Task objective » Please output the records below in full, exactly as given, but without the images.

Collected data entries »
# # #

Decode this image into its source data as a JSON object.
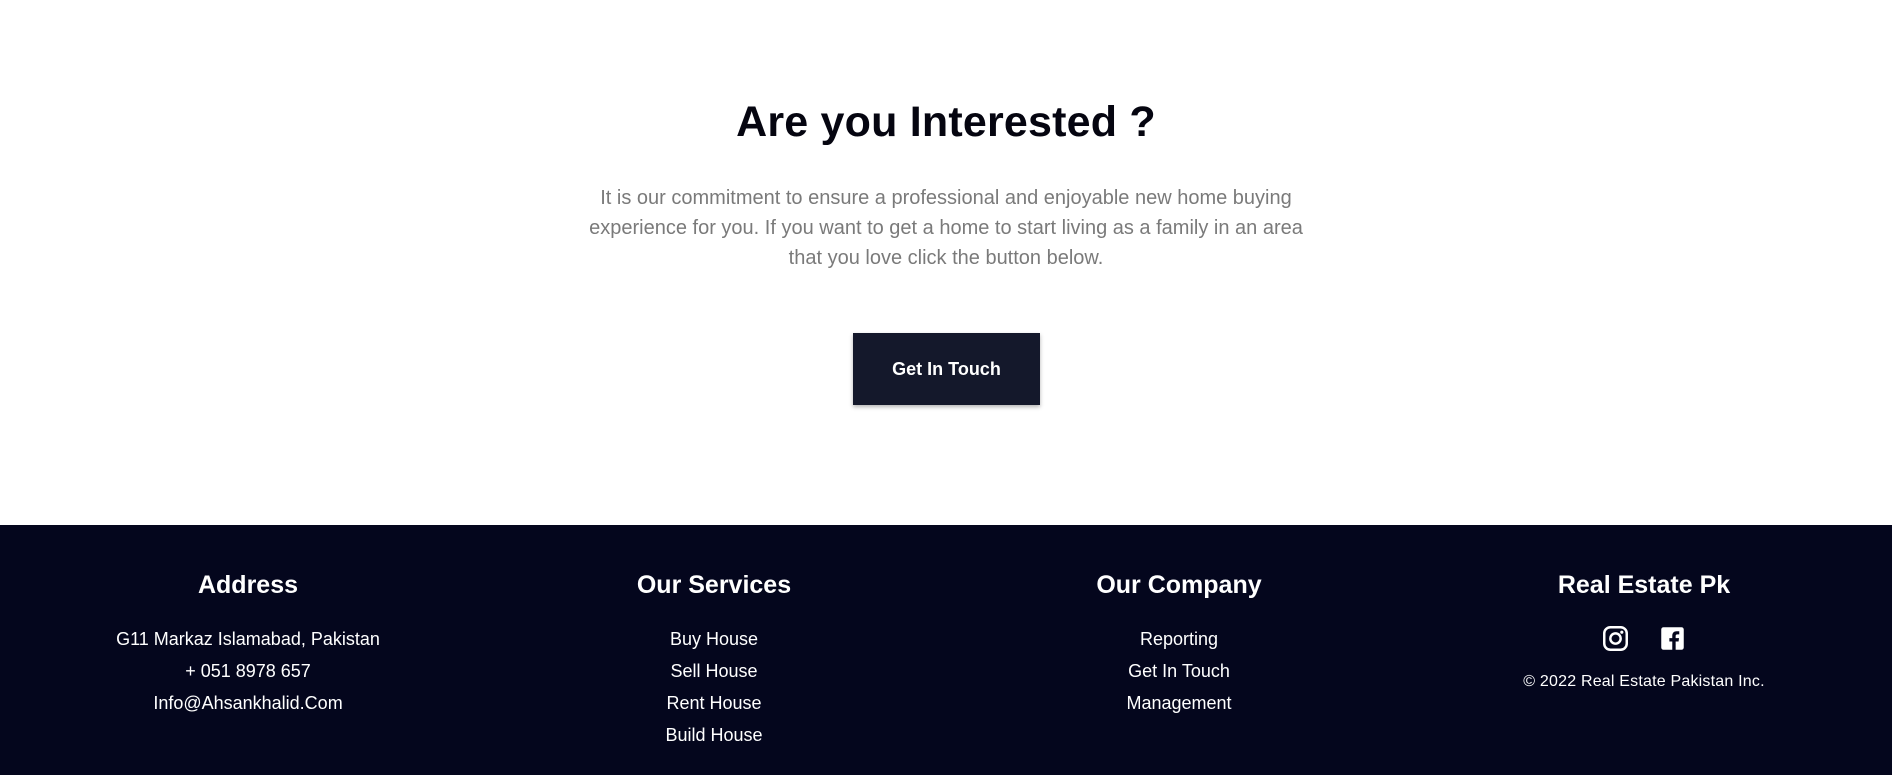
{
  "cta": {
    "title": "Are you Interested ?",
    "text": "It is our commitment to ensure a professional and enjoyable new home buying experience for you. If you want to get a home to start living as a family in an area that you love click the button below.",
    "button_label": "Get In Touch"
  },
  "footer": {
    "address": {
      "title": "Address",
      "lines": [
        "G11 Markaz Islamabad, Pakistan",
        "+ 051 8978 657",
        "Info@Ahsankhalid.Com"
      ]
    },
    "services": {
      "title": "Our Services",
      "items": [
        "Buy House",
        "Sell House",
        "Rent House",
        "Build House"
      ]
    },
    "company": {
      "title": "Our Company",
      "items": [
        "Reporting",
        "Get In Touch",
        "Management"
      ]
    },
    "brand": {
      "title": "Real Estate Pk",
      "icons": [
        "instagram-icon",
        "facebook-icon"
      ],
      "copyright": "© 2022 Real Estate Pakistan Inc."
    }
  },
  "colors": {
    "footer_bg": "#04061d",
    "button_bg": "#14182b",
    "body_text": "#7a7a7a"
  }
}
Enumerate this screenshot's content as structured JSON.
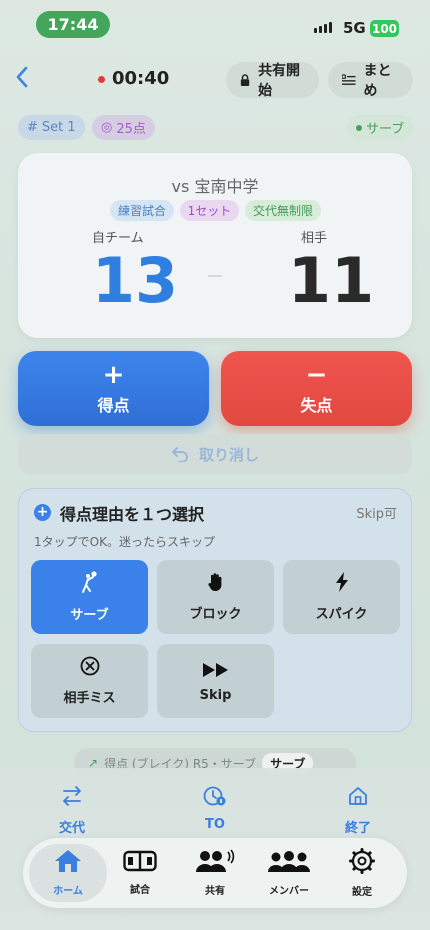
{
  "status": {
    "time": "17:44",
    "network": "5G",
    "battery": "100"
  },
  "header": {
    "timer": "00:40",
    "share_label": "共有開始",
    "summary_label": "まとめ"
  },
  "chips": {
    "set": "Set 1",
    "points": "25点",
    "serve": "サーブ"
  },
  "match": {
    "opponent": "vs 宝南中学",
    "tags": [
      "練習試合",
      "1セット",
      "交代無制限"
    ],
    "home_label": "自チーム",
    "opp_label": "相手",
    "home_score": "13",
    "opp_score": "11"
  },
  "actions_main": {
    "score_label": "得点",
    "loss_label": "失点",
    "undo_label": "取り消し"
  },
  "reason_panel": {
    "title": "得点理由を１つ選択",
    "skip_note": "Skip可",
    "subtitle": "1タップでOK。迷ったらスキップ",
    "buttons": [
      {
        "label": "サーブ",
        "icon": "serve-icon",
        "selected": true
      },
      {
        "label": "ブロック",
        "icon": "hand-icon",
        "selected": false
      },
      {
        "label": "スパイク",
        "icon": "bolt-icon",
        "selected": false
      },
      {
        "label": "相手ミス",
        "icon": "x-circle-icon",
        "selected": false
      },
      {
        "label": "Skip",
        "icon": "fast-forward-icon",
        "selected": false
      }
    ]
  },
  "toast": {
    "text": "得点 (ブレイク) R5・サーブ",
    "chip": "サーブ"
  },
  "bottom_actions": [
    {
      "label": "交代",
      "icon": "swap-icon"
    },
    {
      "label": "TO",
      "icon": "timeout-icon"
    },
    {
      "label": "終了",
      "icon": "home-end-icon"
    }
  ],
  "tabs": [
    {
      "label": "ホーム",
      "icon": "home-icon",
      "active": true
    },
    {
      "label": "試合",
      "icon": "court-icon",
      "active": false
    },
    {
      "label": "共有",
      "icon": "share-people-icon",
      "active": false
    },
    {
      "label": "メンバー",
      "icon": "members-icon",
      "active": false
    },
    {
      "label": "設定",
      "icon": "gear-icon",
      "active": false
    }
  ],
  "colors": {
    "accent": "#3a82ea",
    "danger": "#e04840",
    "success": "#43a65a"
  }
}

# # #

The response »
Decode this image into its source data as a JSON object.
{
  "cta": {
    "title": "Are you Interested ?",
    "text": "It is our commitment to ensure a professional and enjoyable new home buying experience for you. If you want to get a home to start living as a family in an area that you love click the button below.",
    "button_label": "Get In Touch"
  },
  "footer": {
    "address": {
      "title": "Address",
      "lines": [
        "G11 Markaz Islamabad, Pakistan",
        "+ 051 8978 657",
        "Info@Ahsankhalid.Com"
      ]
    },
    "services": {
      "title": "Our Services",
      "items": [
        "Buy House",
        "Sell House",
        "Rent House",
        "Build House"
      ]
    },
    "company": {
      "title": "Our Company",
      "items": [
        "Reporting",
        "Get In Touch",
        "Management"
      ]
    },
    "brand": {
      "title": "Real Estate Pk",
      "icons": [
        "instagram-icon",
        "facebook-icon"
      ],
      "copyright": "© 2022 Real Estate Pakistan Inc."
    }
  },
  "colors": {
    "footer_bg": "#04061d",
    "button_bg": "#14182b",
    "body_text": "#7a7a7a"
  }
}
Enumerate this screenshot's content as structured JSON.
{
  "status": {
    "time": "17:44",
    "network": "5G",
    "battery": "100"
  },
  "header": {
    "timer": "00:40",
    "share_label": "共有開始",
    "summary_label": "まとめ"
  },
  "chips": {
    "set": "Set 1",
    "points": "25点",
    "serve": "サーブ"
  },
  "match": {
    "opponent": "vs 宝南中学",
    "tags": [
      "練習試合",
      "1セット",
      "交代無制限"
    ],
    "home_label": "自チーム",
    "opp_label": "相手",
    "home_score": "13",
    "opp_score": "11"
  },
  "actions_main": {
    "score_label": "得点",
    "loss_label": "失点",
    "undo_label": "取り消し"
  },
  "reason_panel": {
    "title": "得点理由を１つ選択",
    "skip_note": "Skip可",
    "subtitle": "1タップでOK。迷ったらスキップ",
    "buttons": [
      {
        "label": "サーブ",
        "icon": "serve-icon",
        "selected": true
      },
      {
        "label": "ブロック",
        "icon": "hand-icon",
        "selected": false
      },
      {
        "label": "スパイク",
        "icon": "bolt-icon",
        "selected": false
      },
      {
        "label": "相手ミス",
        "icon": "x-circle-icon",
        "selected": false
      },
      {
        "label": "Skip",
        "icon": "fast-forward-icon",
        "selected": false
      }
    ]
  },
  "toast": {
    "text": "得点 (ブレイク) R5・サーブ",
    "chip": "サーブ"
  },
  "bottom_actions": [
    {
      "label": "交代",
      "icon": "swap-icon"
    },
    {
      "label": "TO",
      "icon": "timeout-icon"
    },
    {
      "label": "終了",
      "icon": "home-end-icon"
    }
  ],
  "tabs": [
    {
      "label": "ホーム",
      "icon": "home-icon",
      "active": true
    },
    {
      "label": "試合",
      "icon": "court-icon",
      "active": false
    },
    {
      "label": "共有",
      "icon": "share-people-icon",
      "active": false
    },
    {
      "label": "メンバー",
      "icon": "members-icon",
      "active": false
    },
    {
      "label": "設定",
      "icon": "gear-icon",
      "active": false
    }
  ],
  "colors": {
    "accent": "#3a82ea",
    "danger": "#e04840",
    "success": "#43a65a"
  }
}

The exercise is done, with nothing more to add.